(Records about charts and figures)
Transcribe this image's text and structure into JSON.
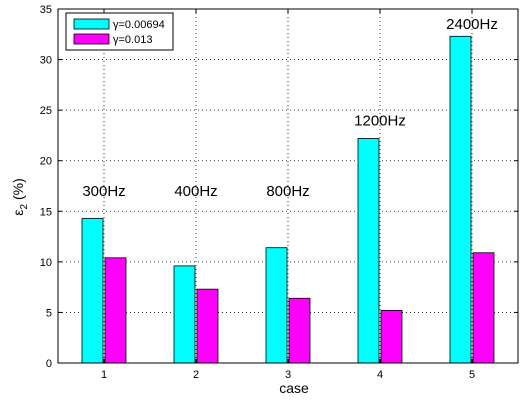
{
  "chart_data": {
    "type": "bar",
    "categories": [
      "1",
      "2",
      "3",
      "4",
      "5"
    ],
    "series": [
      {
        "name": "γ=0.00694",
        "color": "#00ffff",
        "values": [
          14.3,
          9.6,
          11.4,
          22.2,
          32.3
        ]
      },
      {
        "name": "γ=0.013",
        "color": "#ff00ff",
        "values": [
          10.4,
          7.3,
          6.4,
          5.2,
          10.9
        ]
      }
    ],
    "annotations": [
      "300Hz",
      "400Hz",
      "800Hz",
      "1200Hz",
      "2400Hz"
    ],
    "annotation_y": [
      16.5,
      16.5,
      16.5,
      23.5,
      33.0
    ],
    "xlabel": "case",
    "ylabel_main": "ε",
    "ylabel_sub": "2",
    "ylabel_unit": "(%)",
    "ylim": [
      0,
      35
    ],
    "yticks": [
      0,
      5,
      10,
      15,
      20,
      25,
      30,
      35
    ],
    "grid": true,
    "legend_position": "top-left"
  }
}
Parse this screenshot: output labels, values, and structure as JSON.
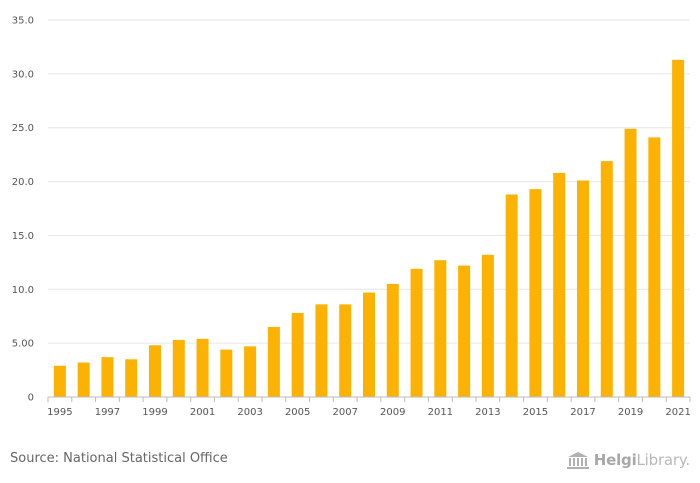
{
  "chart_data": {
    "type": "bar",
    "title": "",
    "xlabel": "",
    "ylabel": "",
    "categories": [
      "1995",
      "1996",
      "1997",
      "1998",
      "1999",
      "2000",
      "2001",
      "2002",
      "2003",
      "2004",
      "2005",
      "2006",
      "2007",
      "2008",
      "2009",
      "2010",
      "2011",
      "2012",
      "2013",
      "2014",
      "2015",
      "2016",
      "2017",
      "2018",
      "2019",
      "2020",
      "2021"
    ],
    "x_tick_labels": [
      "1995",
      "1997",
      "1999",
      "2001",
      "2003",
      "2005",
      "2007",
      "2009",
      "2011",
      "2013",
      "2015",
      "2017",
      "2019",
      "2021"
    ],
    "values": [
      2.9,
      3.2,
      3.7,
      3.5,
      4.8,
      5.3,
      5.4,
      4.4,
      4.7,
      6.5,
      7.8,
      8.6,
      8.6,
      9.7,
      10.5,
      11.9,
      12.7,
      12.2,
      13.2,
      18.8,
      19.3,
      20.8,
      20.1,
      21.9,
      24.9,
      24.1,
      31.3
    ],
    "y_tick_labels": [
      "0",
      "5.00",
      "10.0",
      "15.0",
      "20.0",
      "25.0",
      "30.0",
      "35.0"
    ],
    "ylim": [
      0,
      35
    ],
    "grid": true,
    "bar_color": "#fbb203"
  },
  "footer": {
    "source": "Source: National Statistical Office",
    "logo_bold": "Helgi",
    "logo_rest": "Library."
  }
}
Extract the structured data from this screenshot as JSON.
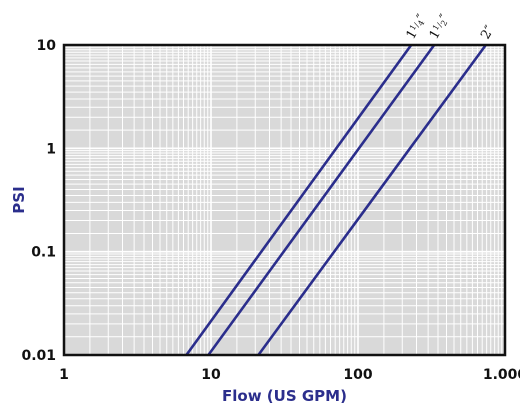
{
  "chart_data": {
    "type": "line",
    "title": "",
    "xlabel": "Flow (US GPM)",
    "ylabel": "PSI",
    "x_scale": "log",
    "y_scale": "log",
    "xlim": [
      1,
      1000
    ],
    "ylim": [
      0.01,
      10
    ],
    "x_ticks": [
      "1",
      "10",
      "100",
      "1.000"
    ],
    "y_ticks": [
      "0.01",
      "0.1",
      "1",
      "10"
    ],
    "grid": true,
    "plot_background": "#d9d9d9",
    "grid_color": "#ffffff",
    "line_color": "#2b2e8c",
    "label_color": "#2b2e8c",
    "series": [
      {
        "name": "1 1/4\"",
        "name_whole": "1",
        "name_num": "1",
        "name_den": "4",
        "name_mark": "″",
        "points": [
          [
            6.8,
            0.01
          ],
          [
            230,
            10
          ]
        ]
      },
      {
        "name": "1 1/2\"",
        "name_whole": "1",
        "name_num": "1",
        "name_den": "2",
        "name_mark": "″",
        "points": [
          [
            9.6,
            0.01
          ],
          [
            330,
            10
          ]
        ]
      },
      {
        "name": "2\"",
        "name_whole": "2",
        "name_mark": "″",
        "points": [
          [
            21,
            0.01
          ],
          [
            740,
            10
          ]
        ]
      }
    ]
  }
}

Task brief: Report only how many lines in the listing contain the string "this".

The completed task: 3